◆ Job: Make an exact transcription of the material, leaving out all images.

Saved data entries:

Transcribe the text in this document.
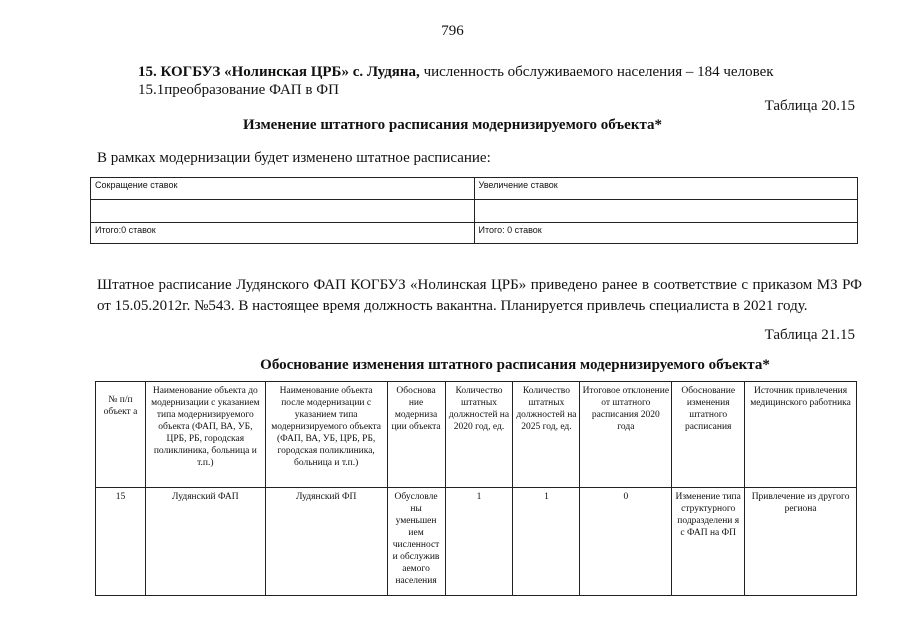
796
15. КОГБУЗ «Нолинская ЦРБ» с. Лудяна, численность обслуживаемого населения – 184 человек
15.1преобразование ФАП в ФП
Таблица 20.15
Изменение штатного расписания модернизируемого объекта*
В рамках модернизации будет изменено штатное расписание:
Сокращение ставок	Увеличение ставок

Итого:0 ставок	Итого: 0 ставок
Штатное расписание Лудянского ФАП КОГБУЗ «Нолинская ЦРБ» приведено ранее в соответствие с приказом МЗ РФ от 15.05.2012г. №543. В настоящее время должность вакантна. Планируется привлечь специалиста в 2021 году.
Таблица 21.15
Обоснование изменения штатного расписания модернизируемого объекта*
№ п/п объект а	Наименование объекта до модернизации с указанием типа модернизируемого объекта (ФАП, ВА, УБ, ЦРБ, РБ, городская поликлиника, больница и т.п.)	Наименование объекта после модернизации с указанием типа модернизируемого объекта (ФАП, ВА, УБ, ЦРБ, РБ, городская поликлиника, больница и т.п.)	Обоснова ние модерниза ции объекта	Количество штатных должностей на 2020 год, ед.	Количество штатных должностей на 2025 год, ед.	Итоговое отклонение от штатного расписания 2020 года	Обоснование изменения штатного расписания	Источник привлечения медицинского работника
15	Лудянский ФАП	Лудянский ФП	Обусловле ны уменьшен ием численност и обслужив аемого населения	1	1	0	Изменение типа структурного подразделени я с ФАП на ФП	Привлечение из другого региона
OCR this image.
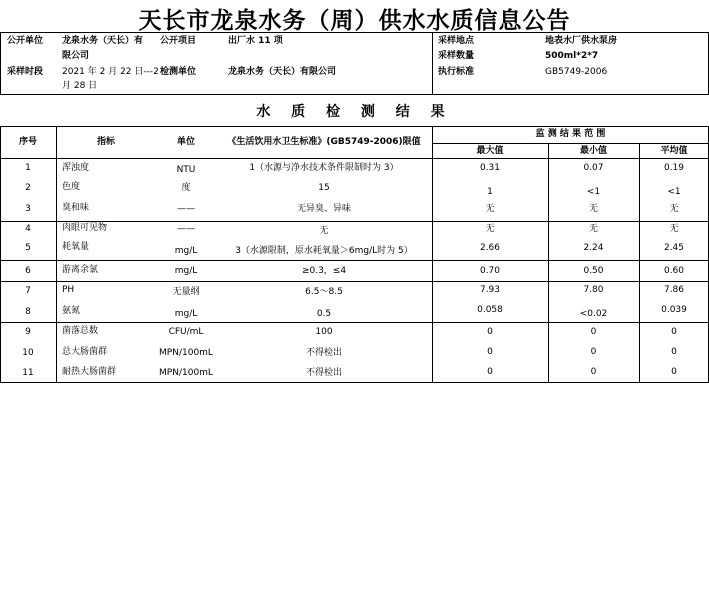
天长市龙泉水务（周）供水水质信息公告
公开单位 龙泉水务（天长）有
限公司
公开项目	出厂水 11 项
采样时段 2021 年 2 月 22 日---2
月 28 日
检测单位	龙泉水务（天长）有限公司
采样地点	地表水厂供水泵房
采样数量	500ml*2*7
执行标准	GB5749-2006
水 质 检 测 结 果
序号	指标	单位	《生活饮用水卫生标准》(GB5749-2006)限值
监 测 结 果 范 围
最大值	最小值	平均值
1	浑浊度	NTU	1（水源与净水技术条件限制时为 3）	0.31	0.07	0.19
2	色度	度	15	1	<1	<1
3	臭和味	——	无异臭、异味	无	无	无
4	肉眼可见物	——	无	无	无	无
5	耗氧量	mg/L	3（水源限制，原水耗氧量＞6mg/L时为 5）	2.66	2.24	2.45
6	游离余氯	mg/L	≥0.3，≤4	0.70	0.50	0.60
7	PH	无量纲	6.5～8.5	7.93	7.80	7.86
8	氨氮	mg/L	0.5	0.058	<0.02	0.039
9	菌落总数	CFU/mL	100	0	0	0
10	总大肠菌群	MPN/100mL	不得检出	0	0	0
11	耐热大肠菌群	MPN/100mL	不得检出	0	0	0
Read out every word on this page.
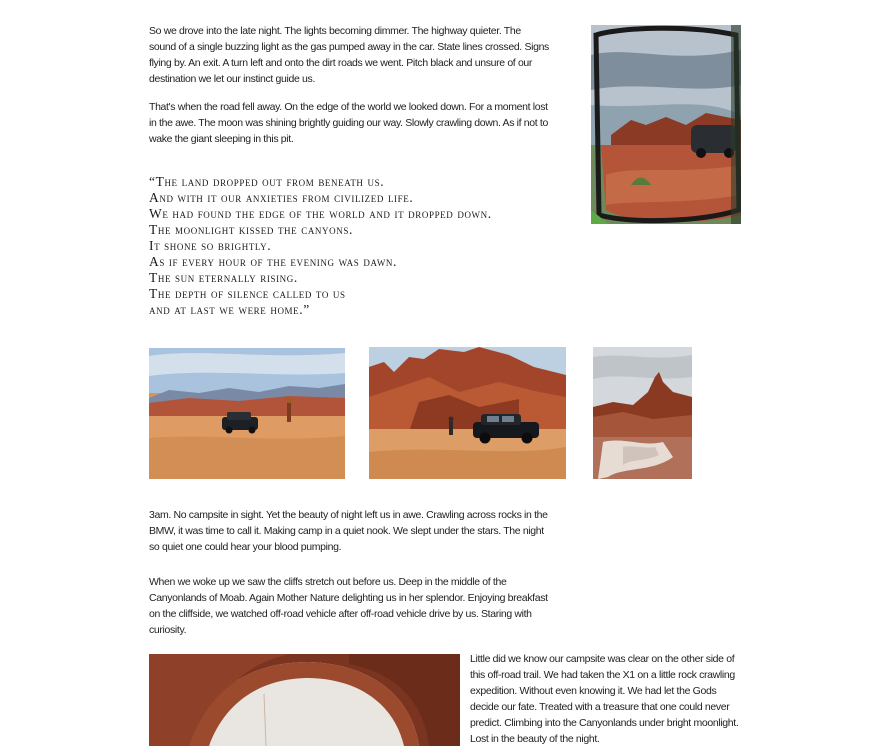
So we drove into the late night. The lights becoming dimmer. The highway quieter. The sound of a single buzzing light as the gas pumped away in the car. State lines crossed. Signs flying by. An exit. A turn left and onto the dirt roads we went. Pitch black and unsure of our destination we let our instinct guide us.

That's when the road fell away. On the edge of the world we looked down. For a moment lost in the awe. The moon was shining brightly guiding our way. Slowly crawling down. As if not to wake the giant sleeping in this pit.

“The land dropped out from beneath us.
And with it our anxieties from civilized life.
We had found the edge of the world and it dropped down.
The moonlight kissed the canyons.
It shone so brightly.
As if every hour of the evening was dawn.
The sun eternally rising.
The depth of silence called to us
and at last we were home.”

3am. No campsite in sight. Yet the beauty of night left us in awe. Crawling across rocks in the BMW, it was time to call it. Making camp in a quiet nook. We slept under the stars. The night so quiet one could hear your blood pumping.

When we woke up we saw the cliffs stretch out before us. Deep in the middle of the Canyonlands of Moab. Again Mother Nature delighting us in her splendor. Enjoying breakfast on the cliffside, we watched off-road vehicle after off-road vehicle drive by us. Staring with curiosity.

Little did we know our campsite was clear on the other side of this off-road trail. We had taken the X1 on a little rock crawling expedition. Without even knowing it. We had let the Gods decide our fate. Treated with a treasure that one could never predict. Climbing into the Canyonlands under bright moonlight. Lost in the beauty of the night.
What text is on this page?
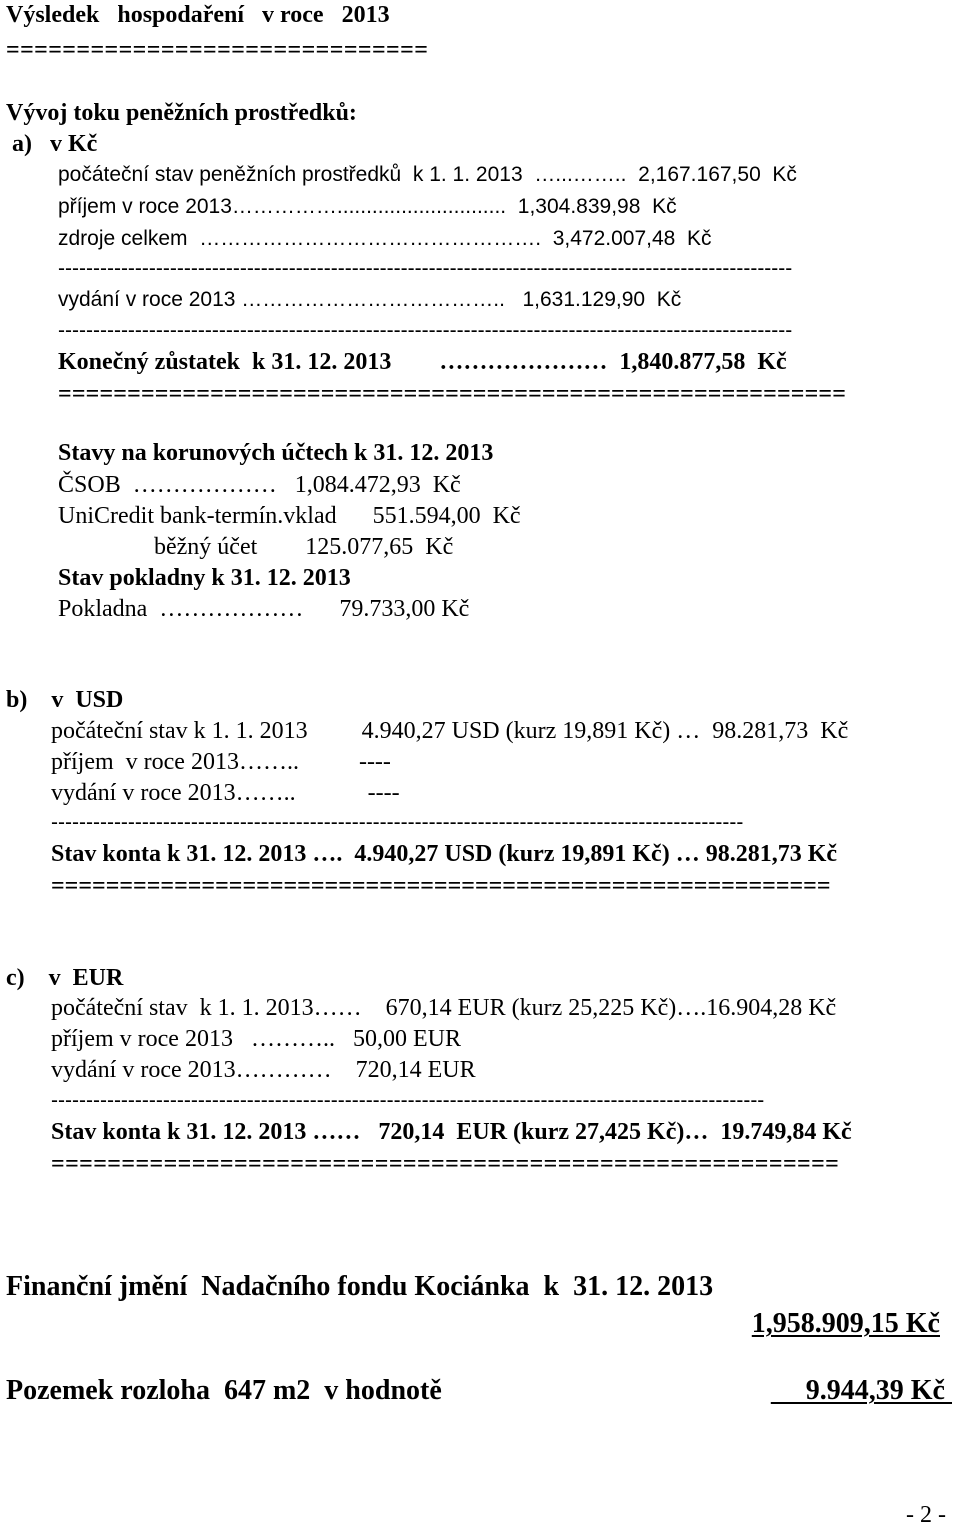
Výsledek   hospodaření   v roce   2013
==============================
Vývoj toku peněžních prostředků:
a)   v Kč
počáteční stav peněžních prostředků  k 1. 1. 2013  …...……..  2,167.167,50  Kč
příjem v roce 2013…………….............................  1,304.839,98  Kč
zdroje celkem  ………………………………………….  3,472.007,48  Kč
---------------------------------------------------------------------------------------------------------
vydání v roce 2013 ………………………………..   1,631.129,90  Kč
---------------------------------------------------------------------------------------------------------
Konečný zůstatek  k 31. 12. 2013        …………………  1,840.877,58  Kč
=========================================================
Stavy na korunových účtech k 31. 12. 2013
ČSOB  ………………   1,084.472,93  Kč
UniCredit bank-termín.vklad      551.594,00  Kč
běžný účet        125.077,65  Kč
Stav pokladny k 31. 12. 2013
Pokladna  ………………      79.733,00 Kč
b)    v  USD
počáteční stav k 1. 1. 2013         4.940,27 USD (kurz 19,891 Kč) …  98.281,73  Kč
příjem  v roce 2013……..          ----
vydání v roce 2013……..            ----
---------------------------------------------------------------------------------------------------
Stav konta k 31. 12. 2013 ….  4.940,27 USD (kurz 19,891 Kč) … 98.281,73 Kč
=========================================================
c)    v  EUR
počáteční stav  k 1. 1. 2013……    670,14 EUR (kurz 25,225 Kč)….16.904,28 Kč
příjem v roce 2013   ………..   50,00 EUR
vydání v roce 2013…………    720,14 EUR
------------------------------------------------------------------------------------------------------
Stav konta k 31. 12. 2013 ……   720,14  EUR (kurz 27,425 Kč)…  19.749,84 Kč
========================================================
Finanční jmění  Nadačního fondu Kociánka  k  31. 12. 2013
1,958.909,15 Kč
Pozemek rozloha  647 m2  v hodnotě	9.944,39 Kč
- 2 -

◆ Answer to the task:
Transcribe the text in this document.
796
15. КОГБУЗ «Нолинская ЦРБ» с. Лудяна, численность обслуживаемого населения – 184 человек
15.1преобразование ФАП в ФП
Таблица 20.15
Изменение штатного расписания модернизируемого объекта*
В рамках модернизации будет изменено штатное расписание:
Сокращение ставок	Увеличение ставок

Итого:0 ставок	Итого: 0 ставок
Штатное расписание Лудянского ФАП КОГБУЗ «Нолинская ЦРБ» приведено ранее в соответствие с приказом МЗ РФ от 15.05.2012г. №543. В настоящее время должность вакантна. Планируется привлечь специалиста в 2021 году.
Таблица 21.15
Обоснование изменения штатного расписания модернизируемого объекта*
№ п/п объект а	Наименование объекта до модернизации с указанием типа модернизируемого объекта (ФАП, ВА, УБ, ЦРБ, РБ, городская поликлиника, больница и т.п.)	Наименование объекта после модернизации с указанием типа модернизируемого объекта (ФАП, ВА, УБ, ЦРБ, РБ, городская поликлиника, больница и т.п.)	Обоснова ние модерниза ции объекта	Количество штатных должностей на 2020 год, ед.	Количество штатных должностей на 2025 год, ед.	Итоговое отклонение от штатного расписания 2020 года	Обоснование изменения штатного расписания	Источник привлечения медицинского работника
15	Лудянский ФАП	Лудянский ФП	Обусловле ны уменьшен ием численност и обслужив аемого населения	1	1	0	Изменение типа структурного подразделени я с ФАП на ФП	Привлечение из другого региона
OCR this image.
天长市龙泉水务（周）供水水质信息公告
公开单位 龙泉水务（天长）有
限公司
公开项目	出厂水 11 项
采样时段 2021 年 2 月 22 日---2
月 28 日
检测单位	龙泉水务（天长）有限公司
采样地点	地表水厂供水泵房
采样数量	500ml*2*7
执行标准	GB5749-2006
水 质 检 测 结 果
序号	指标	单位	《生活饮用水卫生标准》(GB5749-2006)限值
监 测 结 果 范 围
最大值	最小值	平均值
1	浑浊度	NTU	1（水源与净水技术条件限制时为 3）	0.31	0.07	0.19
2	色度	度	15	1	<1	<1
3	臭和味	——	无异臭、异味	无	无	无
4	肉眼可见物	——	无	无	无	无
5	耗氧量	mg/L	3（水源限制，原水耗氧量＞6mg/L时为 5）	2.66	2.24	2.45
6	游离余氯	mg/L	≥0.3，≤4	0.70	0.50	0.60
7	PH	无量纲	6.5～8.5	7.93	7.80	7.86
8	氨氮	mg/L	0.5	0.058	<0.02	0.039
9	菌落总数	CFU/mL	100	0	0	0
10	总大肠菌群	MPN/100mL	不得检出	0	0	0
11	耐热大肠菌群	MPN/100mL	不得检出	0	0	0
Read out every word on this page.
So we drove into the late night. The lights becoming dimmer. The highway quieter. The sound of a single buzzing light as the gas pumped away in the car. State lines crossed. Signs flying by. An exit. A turn left and onto the dirt roads we went. Pitch black and unsure of our destination we let our instinct guide us.

That's when the road fell away. On the edge of the world we looked down. For a moment lost in the awe. The moon was shining brightly guiding our way. Slowly crawling down. As if not to wake the giant sleeping in this pit.

“The land dropped out from beneath us.
And with it our anxieties from civilized life.
We had found the edge of the world and it dropped down.
The moonlight kissed the canyons.
It shone so brightly.
As if every hour of the evening was dawn.
The sun eternally rising.
The depth of silence called to us
and at last we were home.”

3am. No campsite in sight. Yet the beauty of night left us in awe. Crawling across rocks in the BMW, it was time to call it. Making camp in a quiet nook. We slept under the stars. The night so quiet one could hear your blood pumping.

When we woke up we saw the cliffs stretch out before us. Deep in the middle of the Canyonlands of Moab. Again Mother Nature delighting us in her splendor. Enjoying breakfast on the cliffside, we watched off-road vehicle after off-road vehicle drive by us. Staring with curiosity.

Little did we know our campsite was clear on the other side of this off-road trail. We had taken the X1 on a little rock crawling expedition. Without even knowing it. We had let the Gods decide our fate. Treated with a treasure that one could never predict. Climbing into the Canyonlands under bright moonlight. Lost in the beauty of the night.
What text is on this page?
Výsledek   hospodaření   v roce   2013
==============================
Vývoj toku peněžních prostředků:
a)   v Kč
počáteční stav peněžních prostředků  k 1. 1. 2013  …...……..  2,167.167,50  Kč
příjem v roce 2013…………….............................  1,304.839,98  Kč
zdroje celkem  ………………………………………….  3,472.007,48  Kč
---------------------------------------------------------------------------------------------------------
vydání v roce 2013 ………………………………..   1,631.129,90  Kč
---------------------------------------------------------------------------------------------------------
Konečný zůstatek  k 31. 12. 2013        …………………  1,840.877,58  Kč
=========================================================
Stavy na korunových účtech k 31. 12. 2013
ČSOB  ………………   1,084.472,93  Kč
UniCredit bank-termín.vklad      551.594,00  Kč
běžný účet        125.077,65  Kč
Stav pokladny k 31. 12. 2013
Pokladna  ………………      79.733,00 Kč
b)    v  USD
počáteční stav k 1. 1. 2013         4.940,27 USD (kurz 19,891 Kč) …  98.281,73  Kč
příjem  v roce 2013……..          ----
vydání v roce 2013……..            ----
---------------------------------------------------------------------------------------------------
Stav konta k 31. 12. 2013 ….  4.940,27 USD (kurz 19,891 Kč) … 98.281,73 Kč
=========================================================
c)    v  EUR
počáteční stav  k 1. 1. 2013……    670,14 EUR (kurz 25,225 Kč)….16.904,28 Kč
příjem v roce 2013   ………..   50,00 EUR
vydání v roce 2013…………    720,14 EUR
------------------------------------------------------------------------------------------------------
Stav konta k 31. 12. 2013 ……   720,14  EUR (kurz 27,425 Kč)…  19.749,84 Kč
========================================================
Finanční jmění  Nadačního fondu Kociánka  k  31. 12. 2013
1,958.909,15 Kč
Pozemek rozloha  647 m2  v hodnotě	9.944,39 Kč
- 2 -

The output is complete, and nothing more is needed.